◆ Your task ◆
Below are some records. Say how many of their lines include the string "months", giving only the number.
::::::::
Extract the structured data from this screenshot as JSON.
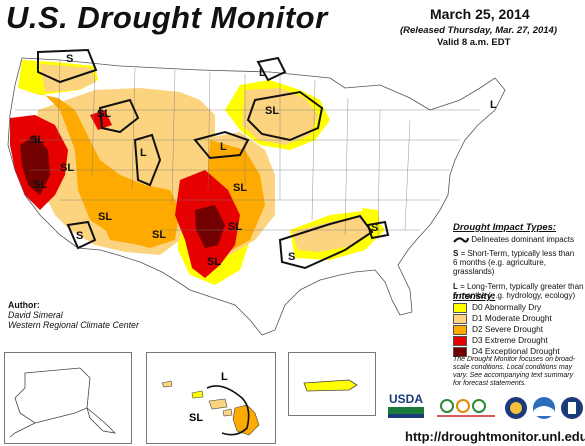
{
  "header": {
    "title": "U.S. Drought Monitor",
    "date": "March 25, 2014",
    "released": "(Released Thursday, Mar. 27, 2014)",
    "valid": "Valid 8 a.m. EDT"
  },
  "map_labels": [
    "S",
    "SL",
    "L",
    "SL",
    "SL",
    "L",
    "SL",
    "SL",
    "SL",
    "SL",
    "SL",
    "SL",
    "S",
    "L",
    "S",
    "S",
    "L",
    "SL"
  ],
  "impact_legend": {
    "title": "Drought Impact Types:",
    "line_desc": "Delineates dominant impacts",
    "short_term_key": "S",
    "short_term_desc": "= Short-Term, typically less than",
    "short_term_desc2": "6 months (e.g. agriculture, grasslands)",
    "long_term_key": "L",
    "long_term_desc": "= Long-Term, typically greater than",
    "long_term_desc2": "6 months (e.g. hydrology, ecology)"
  },
  "intensity_legend": {
    "title": "Intensity:",
    "items": [
      {
        "label": "D0 Abnormally Dry",
        "color": "#ffff00"
      },
      {
        "label": "D1 Moderate Drought",
        "color": "#fcd37f"
      },
      {
        "label": "D2 Severe Drought",
        "color": "#ffaa00"
      },
      {
        "label": "D3 Extreme Drought",
        "color": "#e60000"
      },
      {
        "label": "D4 Exceptional Drought",
        "color": "#730000"
      }
    ]
  },
  "author": {
    "label": "Author:",
    "name": "David Simeral",
    "org": "Western Regional Climate Center"
  },
  "note": "The Drought Monitor focuses on broad-scale conditions. Local conditions may vary. See accompanying text summary for forecast statements.",
  "logos": {
    "usda": "USDA",
    "ndmc": "National Drought Mitigation Center"
  },
  "url": "http://droughtmonitor.unl.edu/"
}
::::::::
◆ Finished exercise ◆
2